WHAT THIS TASK INVOLVES
Give back the full listing, character for character, with no pictures.
════════════════
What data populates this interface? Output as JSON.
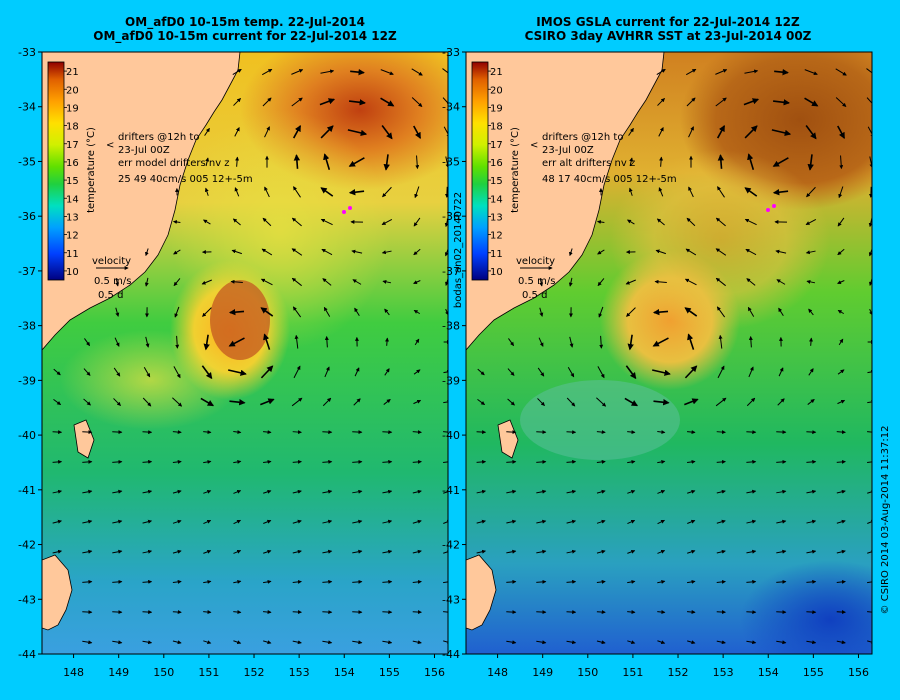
{
  "left_panel": {
    "title_line1": "OM_afD0 10-15m temp. 22-Jul-2014",
    "title_line2": "OM_afD0 10-15m current for 22-Jul-2014 12Z",
    "colorbar_label": "temperature (°C)",
    "drifters_line1": "drifters @12h to",
    "drifters_line2": "23-Jul 00Z",
    "err_line1": "err model drifters nv z",
    "err_line2": "25   49    40cm/s 005 12+-5m",
    "velocity_label": "velocity",
    "velocity_speed": "0.5 m/s",
    "velocity_time": "0.5 d"
  },
  "right_panel": {
    "title_line1": "IMOS GSLA current for 22-Jul-2014 12Z",
    "title_line2": "CSIRO 3day AVHRR SST at 23-Jul-2014 00Z",
    "colorbar_label": "temperature (°C)",
    "drifters_line1": "drifters @12h to",
    "drifters_line2": "23-Jul 00Z",
    "err_line1": "err alt drifters nv z",
    "err_line2": "48 17 40cm/s 005 12+-5m",
    "velocity_label": "velocity",
    "velocity_speed": "0.5 m/s",
    "velocity_time": "0.5 d"
  },
  "vertical_label_middle": "bodas_an02_20140722",
  "vertical_label_right": "© CSIRO 2014  03-Aug-2014 11:37:12",
  "colorbar_ticks": [
    "10",
    "11",
    "12",
    "13",
    "14",
    "15",
    "16",
    "17",
    "18",
    "19",
    "20",
    "21"
  ],
  "lat_ticks": [
    "-33",
    "-34",
    "-35",
    "-36",
    "-37",
    "-38",
    "-39",
    "-40",
    "-41",
    "-42",
    "-43",
    "-44"
  ],
  "lon_ticks": [
    "148",
    "149",
    "150",
    "151",
    "152",
    "153",
    "154",
    "155",
    "156"
  ],
  "map_extent": {
    "lon": [
      147.3,
      156.3
    ],
    "lat": [
      -44,
      -33
    ]
  },
  "colors": {
    "background": "#00ccff",
    "land": "#ffc89b",
    "drifter": "#ff00ff"
  }
}
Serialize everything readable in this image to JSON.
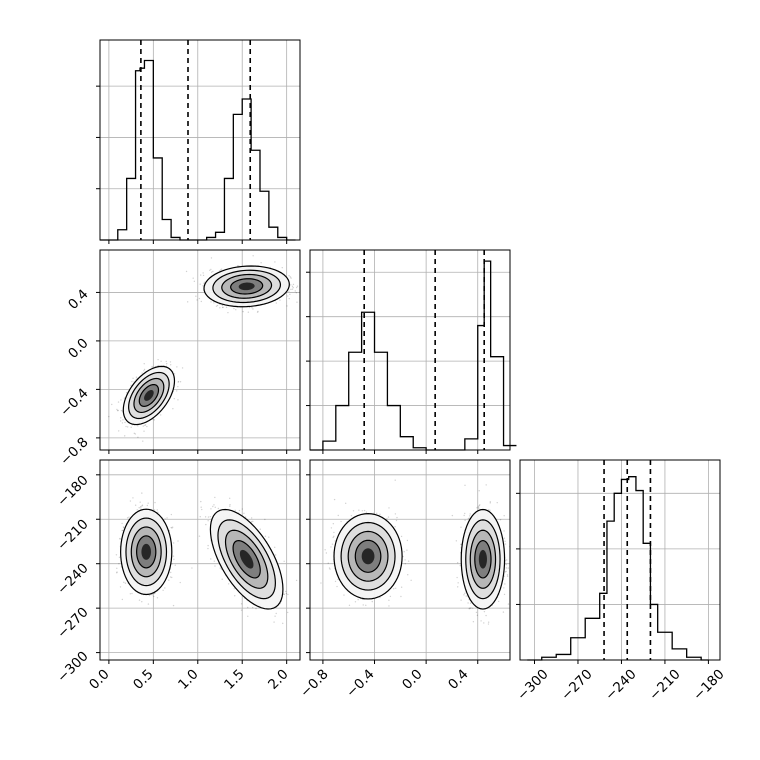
════════════════
EXPECTED ANSWER
What data populates this interface? Output as JSON.
{
  "left_panel": {
    "title_line1": "OM_afD0 10-15m temp. 22-Jul-2014",
    "title_line2": "OM_afD0 10-15m current for 22-Jul-2014 12Z",
    "colorbar_label": "temperature (°C)",
    "drifters_line1": "drifters @12h to",
    "drifters_line2": "23-Jul 00Z",
    "err_line1": "err model drifters nv z",
    "err_line2": "25   49    40cm/s 005 12+-5m",
    "velocity_label": "velocity",
    "velocity_speed": "0.5 m/s",
    "velocity_time": "0.5 d"
  },
  "right_panel": {
    "title_line1": "IMOS GSLA current for 22-Jul-2014 12Z",
    "title_line2": "CSIRO 3day AVHRR SST at 23-Jul-2014 00Z",
    "colorbar_label": "temperature (°C)",
    "drifters_line1": "drifters @12h to",
    "drifters_line2": "23-Jul 00Z",
    "err_line1": "err alt drifters nv z",
    "err_line2": "48 17 40cm/s 005 12+-5m",
    "velocity_label": "velocity",
    "velocity_speed": "0.5 m/s",
    "velocity_time": "0.5 d"
  },
  "vertical_label_middle": "bodas_an02_20140722",
  "vertical_label_right": "© CSIRO 2014  03-Aug-2014 11:37:12",
  "colorbar_ticks": [
    "10",
    "11",
    "12",
    "13",
    "14",
    "15",
    "16",
    "17",
    "18",
    "19",
    "20",
    "21"
  ],
  "lat_ticks": [
    "-33",
    "-34",
    "-35",
    "-36",
    "-37",
    "-38",
    "-39",
    "-40",
    "-41",
    "-42",
    "-43",
    "-44"
  ],
  "lon_ticks": [
    "148",
    "149",
    "150",
    "151",
    "152",
    "153",
    "154",
    "155",
    "156"
  ],
  "map_extent": {
    "lon": [
      147.3,
      156.3
    ],
    "lat": [
      -44,
      -33
    ]
  },
  "colors": {
    "background": "#00ccff",
    "land": "#ffc89b",
    "drifter": "#ff00ff"
  }
}
Serialize everything readable in this image to JSON.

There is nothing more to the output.